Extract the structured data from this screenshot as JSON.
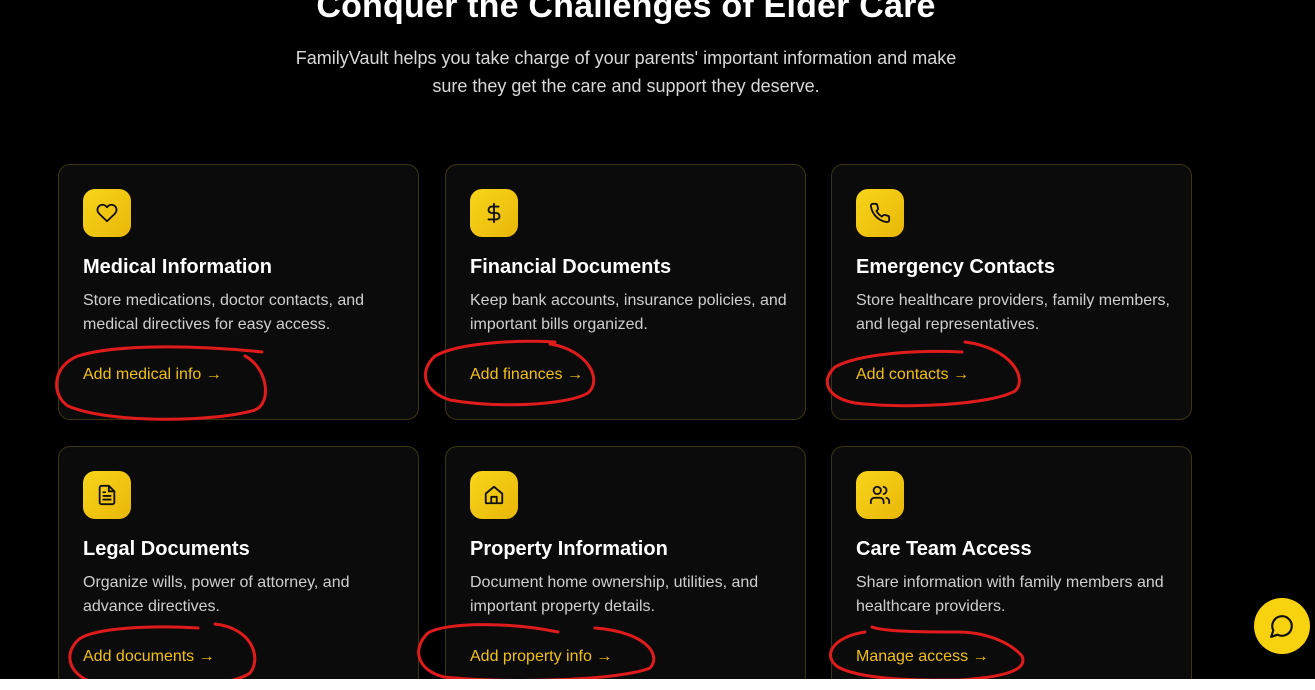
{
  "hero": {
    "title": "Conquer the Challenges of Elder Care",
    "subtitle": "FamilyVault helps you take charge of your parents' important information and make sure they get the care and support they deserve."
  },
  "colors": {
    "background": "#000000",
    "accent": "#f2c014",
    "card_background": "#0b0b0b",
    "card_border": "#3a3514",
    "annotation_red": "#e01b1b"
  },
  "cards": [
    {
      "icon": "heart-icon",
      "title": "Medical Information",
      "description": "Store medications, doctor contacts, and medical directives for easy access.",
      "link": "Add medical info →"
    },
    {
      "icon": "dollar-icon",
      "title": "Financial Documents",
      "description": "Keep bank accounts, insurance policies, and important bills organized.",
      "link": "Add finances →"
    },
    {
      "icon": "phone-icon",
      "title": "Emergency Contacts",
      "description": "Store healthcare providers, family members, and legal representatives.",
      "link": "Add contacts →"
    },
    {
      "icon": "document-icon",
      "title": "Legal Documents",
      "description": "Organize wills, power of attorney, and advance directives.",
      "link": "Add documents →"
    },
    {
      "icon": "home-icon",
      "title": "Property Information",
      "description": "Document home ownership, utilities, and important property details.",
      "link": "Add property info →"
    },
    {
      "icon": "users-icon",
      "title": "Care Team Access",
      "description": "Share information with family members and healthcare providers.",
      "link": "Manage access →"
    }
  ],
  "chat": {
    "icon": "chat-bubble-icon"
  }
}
* * *
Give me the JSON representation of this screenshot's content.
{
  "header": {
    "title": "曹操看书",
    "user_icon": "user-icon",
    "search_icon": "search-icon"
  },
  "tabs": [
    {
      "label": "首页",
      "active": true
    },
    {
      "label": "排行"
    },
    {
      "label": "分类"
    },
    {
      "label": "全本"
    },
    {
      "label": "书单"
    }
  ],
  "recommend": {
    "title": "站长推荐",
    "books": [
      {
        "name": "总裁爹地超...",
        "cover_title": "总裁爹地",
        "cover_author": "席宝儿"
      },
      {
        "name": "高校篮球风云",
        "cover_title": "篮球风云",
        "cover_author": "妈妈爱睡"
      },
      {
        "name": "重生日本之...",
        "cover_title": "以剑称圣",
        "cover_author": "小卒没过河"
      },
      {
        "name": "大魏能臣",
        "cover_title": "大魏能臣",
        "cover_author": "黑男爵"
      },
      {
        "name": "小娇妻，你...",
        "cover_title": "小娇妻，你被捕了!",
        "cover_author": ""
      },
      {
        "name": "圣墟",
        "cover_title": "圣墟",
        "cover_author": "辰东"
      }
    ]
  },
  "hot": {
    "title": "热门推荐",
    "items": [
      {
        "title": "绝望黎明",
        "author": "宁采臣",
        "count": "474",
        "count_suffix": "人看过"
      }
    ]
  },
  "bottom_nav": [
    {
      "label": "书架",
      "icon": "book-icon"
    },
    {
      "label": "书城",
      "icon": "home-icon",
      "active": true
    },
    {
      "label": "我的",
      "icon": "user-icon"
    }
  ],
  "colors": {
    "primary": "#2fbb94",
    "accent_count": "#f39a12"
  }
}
...
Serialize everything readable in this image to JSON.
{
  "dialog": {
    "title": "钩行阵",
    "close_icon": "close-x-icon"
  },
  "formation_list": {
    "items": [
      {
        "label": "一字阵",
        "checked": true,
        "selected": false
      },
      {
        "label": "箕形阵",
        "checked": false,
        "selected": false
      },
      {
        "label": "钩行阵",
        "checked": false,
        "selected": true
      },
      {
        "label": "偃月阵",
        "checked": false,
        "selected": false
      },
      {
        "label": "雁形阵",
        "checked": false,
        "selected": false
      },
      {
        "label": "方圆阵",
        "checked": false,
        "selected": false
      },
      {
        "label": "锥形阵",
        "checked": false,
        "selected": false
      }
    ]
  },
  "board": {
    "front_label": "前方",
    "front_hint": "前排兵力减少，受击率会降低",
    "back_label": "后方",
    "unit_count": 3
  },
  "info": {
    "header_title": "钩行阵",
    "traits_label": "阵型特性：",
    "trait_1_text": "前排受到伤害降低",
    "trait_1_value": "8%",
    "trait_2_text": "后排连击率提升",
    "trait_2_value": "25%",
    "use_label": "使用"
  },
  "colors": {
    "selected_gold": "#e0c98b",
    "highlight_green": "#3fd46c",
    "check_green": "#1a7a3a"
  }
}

* _Task description_: Pick out all the lines with the word "screenshot" in them and copy them.

* _Result below_:
Extract the structured data from this screenshot as JSON.
Give me the JSON representation of this screenshot's content.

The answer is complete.